> [WHAT YOU HAVE TO DO]: All lines in the data bearing the string "Χρήστος" should be identified and copied.

═════ EXTRACTED DATA ═════

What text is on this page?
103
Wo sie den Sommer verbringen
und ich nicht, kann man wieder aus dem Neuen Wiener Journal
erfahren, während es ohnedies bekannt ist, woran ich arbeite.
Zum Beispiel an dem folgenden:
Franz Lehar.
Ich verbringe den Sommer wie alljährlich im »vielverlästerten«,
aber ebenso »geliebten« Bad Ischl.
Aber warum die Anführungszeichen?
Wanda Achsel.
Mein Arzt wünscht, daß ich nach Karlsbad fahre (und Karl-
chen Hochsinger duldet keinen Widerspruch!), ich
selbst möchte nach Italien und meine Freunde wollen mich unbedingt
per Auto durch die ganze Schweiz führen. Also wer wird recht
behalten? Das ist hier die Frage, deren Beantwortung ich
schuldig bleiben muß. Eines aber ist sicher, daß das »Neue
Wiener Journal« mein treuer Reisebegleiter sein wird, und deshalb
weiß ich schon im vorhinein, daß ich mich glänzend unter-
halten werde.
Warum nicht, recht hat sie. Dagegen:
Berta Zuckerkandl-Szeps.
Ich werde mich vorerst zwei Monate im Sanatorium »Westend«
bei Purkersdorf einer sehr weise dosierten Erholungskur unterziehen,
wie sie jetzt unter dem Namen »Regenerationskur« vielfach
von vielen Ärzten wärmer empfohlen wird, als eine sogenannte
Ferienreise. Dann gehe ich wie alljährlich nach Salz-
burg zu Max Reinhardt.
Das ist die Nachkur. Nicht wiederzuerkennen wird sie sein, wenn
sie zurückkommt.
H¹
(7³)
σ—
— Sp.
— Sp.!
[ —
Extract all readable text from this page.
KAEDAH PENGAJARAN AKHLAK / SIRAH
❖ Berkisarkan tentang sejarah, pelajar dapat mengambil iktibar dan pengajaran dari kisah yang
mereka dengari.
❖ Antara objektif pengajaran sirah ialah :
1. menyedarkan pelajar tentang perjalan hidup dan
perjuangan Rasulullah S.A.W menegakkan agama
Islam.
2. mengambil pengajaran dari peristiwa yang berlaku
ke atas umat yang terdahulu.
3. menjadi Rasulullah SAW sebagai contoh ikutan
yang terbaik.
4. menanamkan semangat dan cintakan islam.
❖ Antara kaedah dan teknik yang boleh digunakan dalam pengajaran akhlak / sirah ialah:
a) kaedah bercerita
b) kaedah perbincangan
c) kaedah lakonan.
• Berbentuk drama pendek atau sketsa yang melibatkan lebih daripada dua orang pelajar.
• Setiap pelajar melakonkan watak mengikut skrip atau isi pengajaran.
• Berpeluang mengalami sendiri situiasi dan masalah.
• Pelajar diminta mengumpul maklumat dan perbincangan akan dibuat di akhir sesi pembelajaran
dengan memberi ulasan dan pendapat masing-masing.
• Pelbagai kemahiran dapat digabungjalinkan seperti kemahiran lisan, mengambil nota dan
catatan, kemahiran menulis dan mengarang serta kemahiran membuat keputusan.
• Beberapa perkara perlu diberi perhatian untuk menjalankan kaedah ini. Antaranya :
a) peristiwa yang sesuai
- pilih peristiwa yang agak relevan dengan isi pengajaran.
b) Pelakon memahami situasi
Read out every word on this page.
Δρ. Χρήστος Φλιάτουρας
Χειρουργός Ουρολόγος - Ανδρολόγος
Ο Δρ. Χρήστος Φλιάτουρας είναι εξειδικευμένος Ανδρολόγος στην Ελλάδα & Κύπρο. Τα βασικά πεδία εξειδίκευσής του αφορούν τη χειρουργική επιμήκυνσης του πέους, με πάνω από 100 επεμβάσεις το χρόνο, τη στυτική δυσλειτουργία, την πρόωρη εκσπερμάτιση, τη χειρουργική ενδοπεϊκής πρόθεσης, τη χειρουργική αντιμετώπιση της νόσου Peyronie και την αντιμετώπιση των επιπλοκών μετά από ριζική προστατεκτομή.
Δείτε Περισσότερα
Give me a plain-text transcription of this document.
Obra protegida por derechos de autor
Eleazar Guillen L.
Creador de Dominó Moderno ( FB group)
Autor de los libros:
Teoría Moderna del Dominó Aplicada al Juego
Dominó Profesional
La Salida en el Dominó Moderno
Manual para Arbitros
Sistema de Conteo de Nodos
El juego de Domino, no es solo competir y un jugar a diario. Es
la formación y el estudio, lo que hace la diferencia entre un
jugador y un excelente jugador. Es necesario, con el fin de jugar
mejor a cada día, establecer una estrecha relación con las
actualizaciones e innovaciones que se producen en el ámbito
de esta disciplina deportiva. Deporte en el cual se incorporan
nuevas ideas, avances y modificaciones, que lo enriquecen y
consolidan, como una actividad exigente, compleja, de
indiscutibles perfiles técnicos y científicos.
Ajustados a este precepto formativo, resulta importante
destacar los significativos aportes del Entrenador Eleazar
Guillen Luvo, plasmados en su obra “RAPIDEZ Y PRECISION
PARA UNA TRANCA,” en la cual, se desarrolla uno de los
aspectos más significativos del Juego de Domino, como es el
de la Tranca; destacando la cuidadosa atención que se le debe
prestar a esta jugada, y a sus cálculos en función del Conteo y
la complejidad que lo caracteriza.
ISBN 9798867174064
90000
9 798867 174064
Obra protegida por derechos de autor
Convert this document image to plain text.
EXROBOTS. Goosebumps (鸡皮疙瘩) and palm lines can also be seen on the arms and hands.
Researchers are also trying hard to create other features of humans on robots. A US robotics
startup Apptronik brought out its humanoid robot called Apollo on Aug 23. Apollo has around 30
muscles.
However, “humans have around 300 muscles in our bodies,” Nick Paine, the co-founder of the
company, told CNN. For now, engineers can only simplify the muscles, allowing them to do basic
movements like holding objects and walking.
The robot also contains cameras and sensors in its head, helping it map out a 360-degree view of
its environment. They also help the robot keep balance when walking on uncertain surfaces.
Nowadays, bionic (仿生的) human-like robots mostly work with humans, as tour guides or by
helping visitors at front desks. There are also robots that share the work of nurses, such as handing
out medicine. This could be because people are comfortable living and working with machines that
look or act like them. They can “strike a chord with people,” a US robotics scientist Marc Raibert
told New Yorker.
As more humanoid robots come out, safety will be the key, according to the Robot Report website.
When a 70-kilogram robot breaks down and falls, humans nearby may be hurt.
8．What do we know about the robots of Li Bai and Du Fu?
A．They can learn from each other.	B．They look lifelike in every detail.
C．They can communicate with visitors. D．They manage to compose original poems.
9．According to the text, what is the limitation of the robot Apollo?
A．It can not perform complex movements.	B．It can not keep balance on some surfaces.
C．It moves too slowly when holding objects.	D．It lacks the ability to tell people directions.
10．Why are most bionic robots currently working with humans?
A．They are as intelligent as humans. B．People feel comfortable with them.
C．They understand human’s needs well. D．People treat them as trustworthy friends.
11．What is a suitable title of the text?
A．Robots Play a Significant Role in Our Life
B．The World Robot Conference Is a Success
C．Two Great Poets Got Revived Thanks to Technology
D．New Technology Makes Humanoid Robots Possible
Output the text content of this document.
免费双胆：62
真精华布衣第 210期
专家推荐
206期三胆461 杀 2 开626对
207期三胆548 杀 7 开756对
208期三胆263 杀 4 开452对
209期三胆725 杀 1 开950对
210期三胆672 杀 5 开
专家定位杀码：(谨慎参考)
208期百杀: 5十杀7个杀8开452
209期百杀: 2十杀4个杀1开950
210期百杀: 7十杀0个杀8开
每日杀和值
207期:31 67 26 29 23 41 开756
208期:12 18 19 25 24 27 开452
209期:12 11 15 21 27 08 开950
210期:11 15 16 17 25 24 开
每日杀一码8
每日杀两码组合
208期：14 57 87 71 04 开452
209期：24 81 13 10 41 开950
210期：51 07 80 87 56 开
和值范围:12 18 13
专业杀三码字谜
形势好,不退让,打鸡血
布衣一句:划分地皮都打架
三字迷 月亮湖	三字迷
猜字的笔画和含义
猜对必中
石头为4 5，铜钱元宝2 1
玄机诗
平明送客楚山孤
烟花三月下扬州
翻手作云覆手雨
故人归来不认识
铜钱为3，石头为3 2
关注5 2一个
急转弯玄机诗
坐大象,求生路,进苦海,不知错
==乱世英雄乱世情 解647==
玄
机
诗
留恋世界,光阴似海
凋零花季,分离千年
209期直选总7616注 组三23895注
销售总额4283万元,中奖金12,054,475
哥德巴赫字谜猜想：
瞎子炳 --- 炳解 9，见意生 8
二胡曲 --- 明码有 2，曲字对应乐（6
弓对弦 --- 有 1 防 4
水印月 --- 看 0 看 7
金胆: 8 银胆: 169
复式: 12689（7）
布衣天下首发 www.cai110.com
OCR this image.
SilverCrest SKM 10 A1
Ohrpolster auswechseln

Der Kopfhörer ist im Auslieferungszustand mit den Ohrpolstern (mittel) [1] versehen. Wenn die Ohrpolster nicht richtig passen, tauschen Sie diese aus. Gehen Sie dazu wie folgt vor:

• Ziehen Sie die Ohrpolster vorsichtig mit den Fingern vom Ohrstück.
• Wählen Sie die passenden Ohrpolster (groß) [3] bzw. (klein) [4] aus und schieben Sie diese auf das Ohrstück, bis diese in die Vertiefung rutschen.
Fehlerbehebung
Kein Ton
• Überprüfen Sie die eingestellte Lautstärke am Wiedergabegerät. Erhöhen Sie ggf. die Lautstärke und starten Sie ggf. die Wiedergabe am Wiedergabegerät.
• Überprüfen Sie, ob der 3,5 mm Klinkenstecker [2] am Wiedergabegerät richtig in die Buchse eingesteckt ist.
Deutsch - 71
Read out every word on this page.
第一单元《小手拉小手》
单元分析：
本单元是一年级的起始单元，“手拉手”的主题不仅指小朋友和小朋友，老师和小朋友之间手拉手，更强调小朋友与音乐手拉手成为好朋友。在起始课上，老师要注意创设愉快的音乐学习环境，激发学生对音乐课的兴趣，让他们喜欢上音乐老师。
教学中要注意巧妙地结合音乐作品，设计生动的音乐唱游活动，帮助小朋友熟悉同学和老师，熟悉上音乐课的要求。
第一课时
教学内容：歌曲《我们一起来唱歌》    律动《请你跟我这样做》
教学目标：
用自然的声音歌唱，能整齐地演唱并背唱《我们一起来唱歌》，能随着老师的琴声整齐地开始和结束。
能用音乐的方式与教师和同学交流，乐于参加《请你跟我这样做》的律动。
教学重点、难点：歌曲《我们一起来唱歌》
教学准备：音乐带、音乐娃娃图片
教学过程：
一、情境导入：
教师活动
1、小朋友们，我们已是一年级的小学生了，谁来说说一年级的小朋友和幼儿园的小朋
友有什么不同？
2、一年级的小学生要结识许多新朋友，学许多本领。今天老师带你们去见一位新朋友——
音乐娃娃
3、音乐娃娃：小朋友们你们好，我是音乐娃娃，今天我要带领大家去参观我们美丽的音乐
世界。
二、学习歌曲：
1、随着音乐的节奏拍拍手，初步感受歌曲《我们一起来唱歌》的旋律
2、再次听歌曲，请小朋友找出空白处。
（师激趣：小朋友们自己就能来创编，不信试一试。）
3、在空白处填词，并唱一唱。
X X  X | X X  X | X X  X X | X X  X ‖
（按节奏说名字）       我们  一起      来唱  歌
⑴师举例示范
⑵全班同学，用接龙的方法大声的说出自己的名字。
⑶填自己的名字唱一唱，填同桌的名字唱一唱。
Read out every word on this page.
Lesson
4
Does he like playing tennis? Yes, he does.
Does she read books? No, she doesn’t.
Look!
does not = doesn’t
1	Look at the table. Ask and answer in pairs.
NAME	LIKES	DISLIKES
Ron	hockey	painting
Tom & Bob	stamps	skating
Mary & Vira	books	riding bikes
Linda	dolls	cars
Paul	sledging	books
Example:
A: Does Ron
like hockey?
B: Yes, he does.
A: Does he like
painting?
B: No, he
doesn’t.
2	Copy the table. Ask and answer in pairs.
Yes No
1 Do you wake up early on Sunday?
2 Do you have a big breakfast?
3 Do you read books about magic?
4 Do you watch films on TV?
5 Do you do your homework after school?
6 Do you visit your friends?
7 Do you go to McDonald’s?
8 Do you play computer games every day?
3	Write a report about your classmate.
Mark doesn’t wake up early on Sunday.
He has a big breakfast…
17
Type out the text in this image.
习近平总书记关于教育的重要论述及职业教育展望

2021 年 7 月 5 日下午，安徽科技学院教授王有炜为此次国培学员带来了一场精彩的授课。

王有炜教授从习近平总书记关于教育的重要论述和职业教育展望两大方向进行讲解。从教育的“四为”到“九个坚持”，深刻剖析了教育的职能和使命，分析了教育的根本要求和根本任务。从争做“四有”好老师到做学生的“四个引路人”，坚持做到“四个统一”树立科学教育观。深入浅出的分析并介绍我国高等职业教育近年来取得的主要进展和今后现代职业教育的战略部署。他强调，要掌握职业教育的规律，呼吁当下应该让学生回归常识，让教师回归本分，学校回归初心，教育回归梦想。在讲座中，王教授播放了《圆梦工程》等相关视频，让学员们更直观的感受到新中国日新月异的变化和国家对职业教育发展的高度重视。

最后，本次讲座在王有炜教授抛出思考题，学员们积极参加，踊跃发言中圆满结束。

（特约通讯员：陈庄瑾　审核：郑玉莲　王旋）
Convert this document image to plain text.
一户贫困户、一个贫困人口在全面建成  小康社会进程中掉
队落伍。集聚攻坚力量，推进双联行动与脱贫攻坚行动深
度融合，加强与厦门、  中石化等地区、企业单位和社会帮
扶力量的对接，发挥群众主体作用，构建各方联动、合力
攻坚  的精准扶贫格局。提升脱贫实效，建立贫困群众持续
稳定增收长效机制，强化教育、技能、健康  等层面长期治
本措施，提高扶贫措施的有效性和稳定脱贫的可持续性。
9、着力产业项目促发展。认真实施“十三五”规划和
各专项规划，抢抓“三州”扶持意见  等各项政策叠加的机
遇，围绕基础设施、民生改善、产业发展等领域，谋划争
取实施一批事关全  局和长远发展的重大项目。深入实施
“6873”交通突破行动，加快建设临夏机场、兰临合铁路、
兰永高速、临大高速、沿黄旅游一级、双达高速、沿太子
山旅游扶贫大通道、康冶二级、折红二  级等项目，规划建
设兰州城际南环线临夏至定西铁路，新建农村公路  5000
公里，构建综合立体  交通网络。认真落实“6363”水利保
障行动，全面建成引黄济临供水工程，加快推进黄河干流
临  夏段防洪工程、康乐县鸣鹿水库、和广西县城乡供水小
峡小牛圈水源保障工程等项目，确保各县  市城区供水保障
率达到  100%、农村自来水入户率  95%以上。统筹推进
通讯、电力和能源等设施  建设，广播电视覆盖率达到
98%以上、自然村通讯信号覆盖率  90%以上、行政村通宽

═════

> [RESPONSE]:
Δρ. Χρήστος Φλιάτουρας
Ο Δρ. Χρήστος Φλιάτουρας είναι εξειδικευμένος Ανδρολόγος στην Ελλάδα & Κύπρο. Τα βασικά πεδία εξειδίκευσής του αφορούν τη χειρουργική επιμήκυνσης του πέους, με πάνω από 100 επεμβάσεις το χρόνο, τη στυτική δυσλειτουργία, την πρόωρη εκσπερμάτιση, τη χειρουργική ενδοπεϊκής πρόθεσης, τη χειρουργική αντιμετώπιση της νόσου Peyronie και την αντιμετώπιση των επιπλοκών μετά από ριζική προστατεκτομή.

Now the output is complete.